(WHAT THIS TASK INVOLVES) Every line in the data below that includes "panel" belongs in the answer, copied as it stands.
(Beginning of EXCERPTED DATA)
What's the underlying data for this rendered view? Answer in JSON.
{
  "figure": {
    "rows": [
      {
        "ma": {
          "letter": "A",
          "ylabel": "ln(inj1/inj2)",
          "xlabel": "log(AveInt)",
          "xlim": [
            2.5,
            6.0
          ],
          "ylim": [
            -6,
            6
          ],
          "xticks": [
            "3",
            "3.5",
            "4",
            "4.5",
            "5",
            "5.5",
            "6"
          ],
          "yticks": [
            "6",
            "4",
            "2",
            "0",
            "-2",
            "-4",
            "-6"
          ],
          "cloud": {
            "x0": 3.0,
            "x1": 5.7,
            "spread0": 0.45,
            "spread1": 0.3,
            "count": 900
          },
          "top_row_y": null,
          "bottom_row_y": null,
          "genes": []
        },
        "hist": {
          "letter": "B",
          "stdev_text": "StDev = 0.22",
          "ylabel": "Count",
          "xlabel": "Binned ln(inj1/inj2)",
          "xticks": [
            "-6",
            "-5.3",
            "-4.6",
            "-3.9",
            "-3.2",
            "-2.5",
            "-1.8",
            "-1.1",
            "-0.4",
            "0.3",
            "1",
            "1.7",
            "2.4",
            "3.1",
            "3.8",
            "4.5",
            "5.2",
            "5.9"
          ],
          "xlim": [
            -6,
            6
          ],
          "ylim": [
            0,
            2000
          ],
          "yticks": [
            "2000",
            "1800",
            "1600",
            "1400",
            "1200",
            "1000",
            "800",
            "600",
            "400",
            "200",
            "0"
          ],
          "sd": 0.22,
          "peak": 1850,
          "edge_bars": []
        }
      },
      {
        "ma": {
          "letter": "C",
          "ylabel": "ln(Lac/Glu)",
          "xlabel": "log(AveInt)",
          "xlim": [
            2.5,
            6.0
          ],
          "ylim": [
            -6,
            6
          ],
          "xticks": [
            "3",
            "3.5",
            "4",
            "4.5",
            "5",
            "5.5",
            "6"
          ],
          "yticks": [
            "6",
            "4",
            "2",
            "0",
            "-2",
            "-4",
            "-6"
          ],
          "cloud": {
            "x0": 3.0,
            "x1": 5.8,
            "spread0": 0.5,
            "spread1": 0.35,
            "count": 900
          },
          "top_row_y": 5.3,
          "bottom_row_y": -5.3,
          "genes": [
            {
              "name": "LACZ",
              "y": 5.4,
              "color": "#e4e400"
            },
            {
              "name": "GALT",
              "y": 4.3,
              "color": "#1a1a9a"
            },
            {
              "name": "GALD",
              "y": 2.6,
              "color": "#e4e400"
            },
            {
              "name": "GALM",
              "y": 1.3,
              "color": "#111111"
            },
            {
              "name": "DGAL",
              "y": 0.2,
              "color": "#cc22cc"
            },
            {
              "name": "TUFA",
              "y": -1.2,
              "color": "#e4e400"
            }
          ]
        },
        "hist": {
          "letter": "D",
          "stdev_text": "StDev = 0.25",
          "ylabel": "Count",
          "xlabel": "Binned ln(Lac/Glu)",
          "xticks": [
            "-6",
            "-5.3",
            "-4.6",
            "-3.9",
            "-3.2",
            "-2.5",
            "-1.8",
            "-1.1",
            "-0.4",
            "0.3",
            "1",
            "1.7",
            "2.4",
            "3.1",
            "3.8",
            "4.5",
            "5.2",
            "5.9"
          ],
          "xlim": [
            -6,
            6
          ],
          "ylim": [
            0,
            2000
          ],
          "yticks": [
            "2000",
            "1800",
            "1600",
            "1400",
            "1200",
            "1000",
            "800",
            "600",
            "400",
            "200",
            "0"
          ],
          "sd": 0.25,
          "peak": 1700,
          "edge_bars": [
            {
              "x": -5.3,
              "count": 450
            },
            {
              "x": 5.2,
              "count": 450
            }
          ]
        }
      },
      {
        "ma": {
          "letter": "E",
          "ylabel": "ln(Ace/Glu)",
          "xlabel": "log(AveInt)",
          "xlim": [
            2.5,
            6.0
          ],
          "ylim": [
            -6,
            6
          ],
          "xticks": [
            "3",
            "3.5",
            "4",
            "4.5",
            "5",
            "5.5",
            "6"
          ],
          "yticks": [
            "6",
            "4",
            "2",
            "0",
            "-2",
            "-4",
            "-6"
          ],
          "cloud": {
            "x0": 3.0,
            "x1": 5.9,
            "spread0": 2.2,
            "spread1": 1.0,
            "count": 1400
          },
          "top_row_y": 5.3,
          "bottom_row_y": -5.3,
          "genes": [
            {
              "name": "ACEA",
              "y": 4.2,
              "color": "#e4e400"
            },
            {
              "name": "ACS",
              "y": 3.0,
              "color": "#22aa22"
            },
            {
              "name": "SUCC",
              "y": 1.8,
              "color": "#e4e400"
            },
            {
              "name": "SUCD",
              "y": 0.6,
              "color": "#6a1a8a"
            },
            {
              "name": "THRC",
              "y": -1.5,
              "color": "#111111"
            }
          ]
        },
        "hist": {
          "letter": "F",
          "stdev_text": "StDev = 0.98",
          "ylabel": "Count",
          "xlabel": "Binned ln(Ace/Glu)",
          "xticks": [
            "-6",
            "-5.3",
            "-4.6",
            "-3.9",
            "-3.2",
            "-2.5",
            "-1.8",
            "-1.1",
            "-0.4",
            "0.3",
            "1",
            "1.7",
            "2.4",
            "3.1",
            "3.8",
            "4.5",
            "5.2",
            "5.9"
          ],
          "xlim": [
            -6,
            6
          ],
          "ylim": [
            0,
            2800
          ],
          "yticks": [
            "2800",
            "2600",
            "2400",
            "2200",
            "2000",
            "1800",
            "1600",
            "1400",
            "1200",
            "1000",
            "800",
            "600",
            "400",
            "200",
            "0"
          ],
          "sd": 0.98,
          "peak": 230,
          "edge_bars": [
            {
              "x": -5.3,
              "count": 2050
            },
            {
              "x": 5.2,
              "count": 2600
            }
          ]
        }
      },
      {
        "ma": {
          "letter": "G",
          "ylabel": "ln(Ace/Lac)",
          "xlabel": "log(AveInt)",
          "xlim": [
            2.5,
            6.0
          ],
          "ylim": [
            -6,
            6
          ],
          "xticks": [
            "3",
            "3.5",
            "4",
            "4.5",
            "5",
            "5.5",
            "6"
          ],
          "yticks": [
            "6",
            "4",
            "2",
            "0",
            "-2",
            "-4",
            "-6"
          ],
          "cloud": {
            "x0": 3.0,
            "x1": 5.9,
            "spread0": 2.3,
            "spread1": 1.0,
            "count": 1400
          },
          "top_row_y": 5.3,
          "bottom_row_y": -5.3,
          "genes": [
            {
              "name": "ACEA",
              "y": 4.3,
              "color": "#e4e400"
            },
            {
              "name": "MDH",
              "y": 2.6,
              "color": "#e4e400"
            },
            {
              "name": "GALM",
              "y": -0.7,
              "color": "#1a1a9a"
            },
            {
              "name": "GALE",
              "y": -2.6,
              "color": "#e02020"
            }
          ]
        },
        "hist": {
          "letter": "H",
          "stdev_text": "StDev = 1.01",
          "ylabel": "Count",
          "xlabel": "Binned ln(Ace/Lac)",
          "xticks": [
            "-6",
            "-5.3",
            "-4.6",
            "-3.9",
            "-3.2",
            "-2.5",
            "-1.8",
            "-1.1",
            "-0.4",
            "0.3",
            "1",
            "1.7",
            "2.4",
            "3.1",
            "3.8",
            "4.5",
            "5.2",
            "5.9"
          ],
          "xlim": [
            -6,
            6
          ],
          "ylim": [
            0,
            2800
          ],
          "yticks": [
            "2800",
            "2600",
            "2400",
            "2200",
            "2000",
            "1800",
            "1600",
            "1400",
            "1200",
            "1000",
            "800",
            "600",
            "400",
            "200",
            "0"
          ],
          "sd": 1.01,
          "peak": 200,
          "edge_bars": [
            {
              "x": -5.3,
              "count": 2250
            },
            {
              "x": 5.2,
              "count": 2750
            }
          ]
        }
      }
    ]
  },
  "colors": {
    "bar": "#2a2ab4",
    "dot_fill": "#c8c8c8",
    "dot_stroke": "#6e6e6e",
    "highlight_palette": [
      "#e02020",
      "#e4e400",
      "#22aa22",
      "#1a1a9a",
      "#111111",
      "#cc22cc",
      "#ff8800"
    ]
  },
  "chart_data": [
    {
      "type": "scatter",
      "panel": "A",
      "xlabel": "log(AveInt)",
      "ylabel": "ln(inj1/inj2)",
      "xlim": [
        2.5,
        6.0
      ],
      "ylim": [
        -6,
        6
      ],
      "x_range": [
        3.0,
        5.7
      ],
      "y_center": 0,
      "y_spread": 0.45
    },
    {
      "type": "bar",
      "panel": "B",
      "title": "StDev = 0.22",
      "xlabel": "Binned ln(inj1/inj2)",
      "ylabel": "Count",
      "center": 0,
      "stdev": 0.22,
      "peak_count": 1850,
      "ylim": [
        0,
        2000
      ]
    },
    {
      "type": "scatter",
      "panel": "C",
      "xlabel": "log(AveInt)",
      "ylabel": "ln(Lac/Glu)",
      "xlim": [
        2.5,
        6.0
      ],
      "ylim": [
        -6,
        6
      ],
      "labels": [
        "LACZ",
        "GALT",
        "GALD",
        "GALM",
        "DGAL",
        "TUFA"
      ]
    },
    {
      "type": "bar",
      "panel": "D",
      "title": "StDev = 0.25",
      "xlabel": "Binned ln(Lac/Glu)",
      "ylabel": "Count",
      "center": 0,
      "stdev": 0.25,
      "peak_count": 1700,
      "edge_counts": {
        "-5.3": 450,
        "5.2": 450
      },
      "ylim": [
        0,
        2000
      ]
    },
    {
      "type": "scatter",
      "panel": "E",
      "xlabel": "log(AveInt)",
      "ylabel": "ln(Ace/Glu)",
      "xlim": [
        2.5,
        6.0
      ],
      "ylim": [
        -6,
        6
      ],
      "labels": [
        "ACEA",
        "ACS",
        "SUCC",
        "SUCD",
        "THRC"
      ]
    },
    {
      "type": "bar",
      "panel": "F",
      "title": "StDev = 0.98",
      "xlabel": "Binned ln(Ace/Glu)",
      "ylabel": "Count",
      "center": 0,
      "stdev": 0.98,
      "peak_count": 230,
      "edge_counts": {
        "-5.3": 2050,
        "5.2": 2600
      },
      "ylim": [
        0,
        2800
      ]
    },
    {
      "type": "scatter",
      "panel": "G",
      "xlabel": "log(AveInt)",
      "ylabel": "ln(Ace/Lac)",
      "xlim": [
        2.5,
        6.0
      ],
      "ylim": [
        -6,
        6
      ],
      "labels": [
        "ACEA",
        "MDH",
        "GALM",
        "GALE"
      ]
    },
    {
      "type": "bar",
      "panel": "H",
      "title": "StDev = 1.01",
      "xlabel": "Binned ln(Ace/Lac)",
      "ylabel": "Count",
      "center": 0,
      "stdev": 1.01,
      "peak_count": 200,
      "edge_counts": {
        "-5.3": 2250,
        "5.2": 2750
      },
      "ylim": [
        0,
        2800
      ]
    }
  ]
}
(End of EXCERPTED DATA)
(WRITTEN REPLY)
      "panel": "A",
      "panel": "B",
      "panel": "C",
      "panel": "D",
      "panel": "E",
      "panel": "F",
      "panel": "G",
      "panel": "H",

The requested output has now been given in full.